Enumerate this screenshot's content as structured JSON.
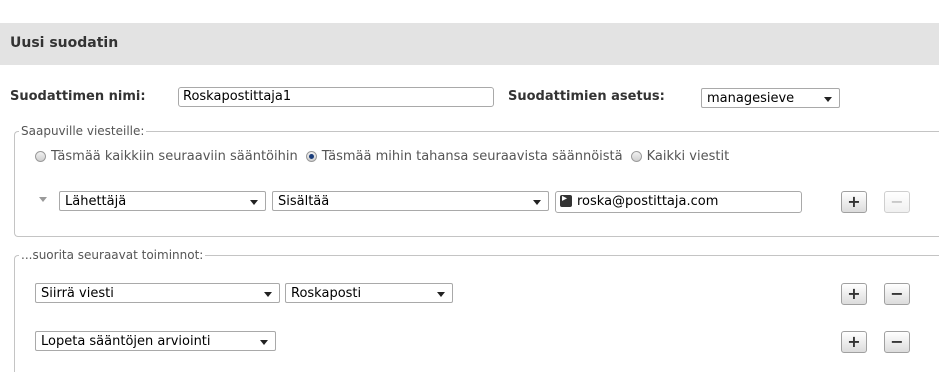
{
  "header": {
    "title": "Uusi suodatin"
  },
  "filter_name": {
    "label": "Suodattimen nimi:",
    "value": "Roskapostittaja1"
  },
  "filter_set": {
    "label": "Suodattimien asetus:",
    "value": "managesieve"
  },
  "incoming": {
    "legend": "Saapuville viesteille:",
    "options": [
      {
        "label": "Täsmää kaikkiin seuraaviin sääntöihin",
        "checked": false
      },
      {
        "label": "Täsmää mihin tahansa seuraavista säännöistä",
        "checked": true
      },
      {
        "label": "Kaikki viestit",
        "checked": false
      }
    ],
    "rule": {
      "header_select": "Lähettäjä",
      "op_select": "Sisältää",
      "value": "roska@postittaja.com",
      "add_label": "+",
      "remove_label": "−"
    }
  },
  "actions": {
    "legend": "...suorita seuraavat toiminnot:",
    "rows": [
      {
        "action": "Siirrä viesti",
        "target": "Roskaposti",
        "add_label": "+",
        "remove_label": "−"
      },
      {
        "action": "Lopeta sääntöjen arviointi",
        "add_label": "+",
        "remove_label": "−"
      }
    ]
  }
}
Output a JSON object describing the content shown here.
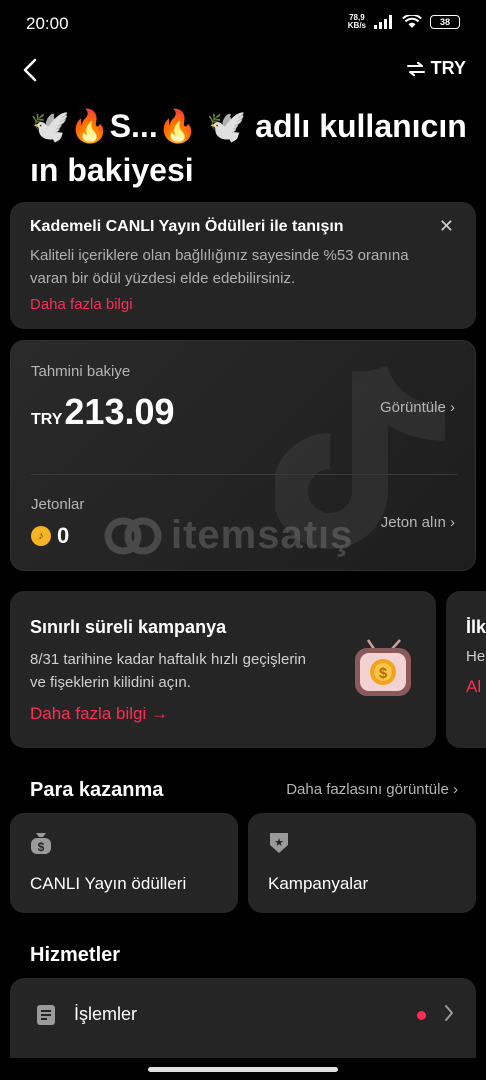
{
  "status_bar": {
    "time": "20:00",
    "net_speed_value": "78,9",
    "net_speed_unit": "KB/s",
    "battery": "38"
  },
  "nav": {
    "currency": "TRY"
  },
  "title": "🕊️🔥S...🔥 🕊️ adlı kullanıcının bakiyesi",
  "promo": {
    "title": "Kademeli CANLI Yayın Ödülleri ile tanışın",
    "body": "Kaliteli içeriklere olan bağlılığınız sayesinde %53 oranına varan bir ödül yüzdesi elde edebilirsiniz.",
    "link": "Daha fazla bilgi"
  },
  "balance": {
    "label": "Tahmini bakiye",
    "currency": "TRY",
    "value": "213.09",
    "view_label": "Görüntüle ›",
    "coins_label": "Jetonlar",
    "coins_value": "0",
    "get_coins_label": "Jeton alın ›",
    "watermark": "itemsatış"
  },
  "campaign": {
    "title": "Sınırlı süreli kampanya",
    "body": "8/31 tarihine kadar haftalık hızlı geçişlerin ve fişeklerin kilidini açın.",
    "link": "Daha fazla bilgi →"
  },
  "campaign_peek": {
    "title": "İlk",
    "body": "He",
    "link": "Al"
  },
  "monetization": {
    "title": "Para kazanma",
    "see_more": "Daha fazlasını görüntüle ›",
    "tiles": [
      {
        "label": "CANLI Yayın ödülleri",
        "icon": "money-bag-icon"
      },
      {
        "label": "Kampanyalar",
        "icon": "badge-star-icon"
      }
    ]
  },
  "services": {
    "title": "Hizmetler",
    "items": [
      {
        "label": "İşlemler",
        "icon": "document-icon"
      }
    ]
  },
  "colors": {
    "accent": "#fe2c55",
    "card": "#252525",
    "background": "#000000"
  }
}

* * *

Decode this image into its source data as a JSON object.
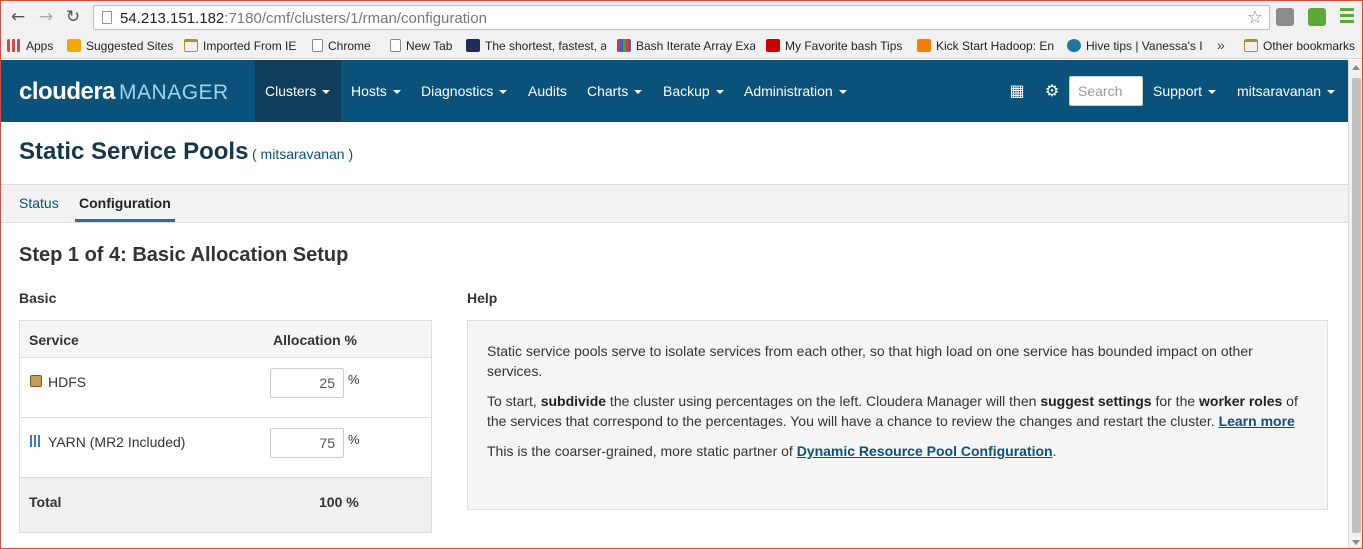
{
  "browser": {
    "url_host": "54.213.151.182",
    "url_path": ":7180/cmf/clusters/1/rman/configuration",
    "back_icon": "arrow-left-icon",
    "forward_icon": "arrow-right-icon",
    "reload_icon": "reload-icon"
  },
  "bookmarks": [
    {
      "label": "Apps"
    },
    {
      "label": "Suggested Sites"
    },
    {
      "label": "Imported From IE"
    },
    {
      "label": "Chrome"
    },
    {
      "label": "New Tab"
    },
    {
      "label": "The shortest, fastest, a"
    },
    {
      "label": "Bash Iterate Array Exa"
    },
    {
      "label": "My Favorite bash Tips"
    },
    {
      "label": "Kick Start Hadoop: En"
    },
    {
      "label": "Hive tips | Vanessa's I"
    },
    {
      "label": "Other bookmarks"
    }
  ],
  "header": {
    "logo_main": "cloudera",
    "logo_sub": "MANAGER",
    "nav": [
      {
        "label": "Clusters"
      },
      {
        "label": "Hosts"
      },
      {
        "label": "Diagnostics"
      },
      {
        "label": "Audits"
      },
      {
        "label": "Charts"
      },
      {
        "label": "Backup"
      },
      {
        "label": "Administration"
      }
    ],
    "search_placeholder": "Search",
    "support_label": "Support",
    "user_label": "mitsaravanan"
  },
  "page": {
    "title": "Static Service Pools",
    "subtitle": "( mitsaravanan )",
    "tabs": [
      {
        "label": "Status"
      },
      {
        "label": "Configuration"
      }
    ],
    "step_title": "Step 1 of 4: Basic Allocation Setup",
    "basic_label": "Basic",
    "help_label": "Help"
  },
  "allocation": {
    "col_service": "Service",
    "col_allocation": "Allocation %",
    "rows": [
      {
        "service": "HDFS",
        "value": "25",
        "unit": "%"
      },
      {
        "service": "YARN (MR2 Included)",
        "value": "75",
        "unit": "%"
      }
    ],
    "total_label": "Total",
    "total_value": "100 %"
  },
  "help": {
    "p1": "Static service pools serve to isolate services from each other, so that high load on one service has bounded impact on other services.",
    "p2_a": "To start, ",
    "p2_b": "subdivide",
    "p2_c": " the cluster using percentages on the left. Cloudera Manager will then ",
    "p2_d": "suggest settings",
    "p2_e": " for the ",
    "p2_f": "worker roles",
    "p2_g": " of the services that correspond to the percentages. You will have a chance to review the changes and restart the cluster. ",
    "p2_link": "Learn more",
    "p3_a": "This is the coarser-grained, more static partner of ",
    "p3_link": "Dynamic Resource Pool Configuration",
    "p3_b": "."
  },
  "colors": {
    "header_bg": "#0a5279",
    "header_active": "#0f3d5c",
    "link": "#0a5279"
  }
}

Set task:
Using the material above, count the lines containing the word "that". Reply with the number alone.

Full answer:
2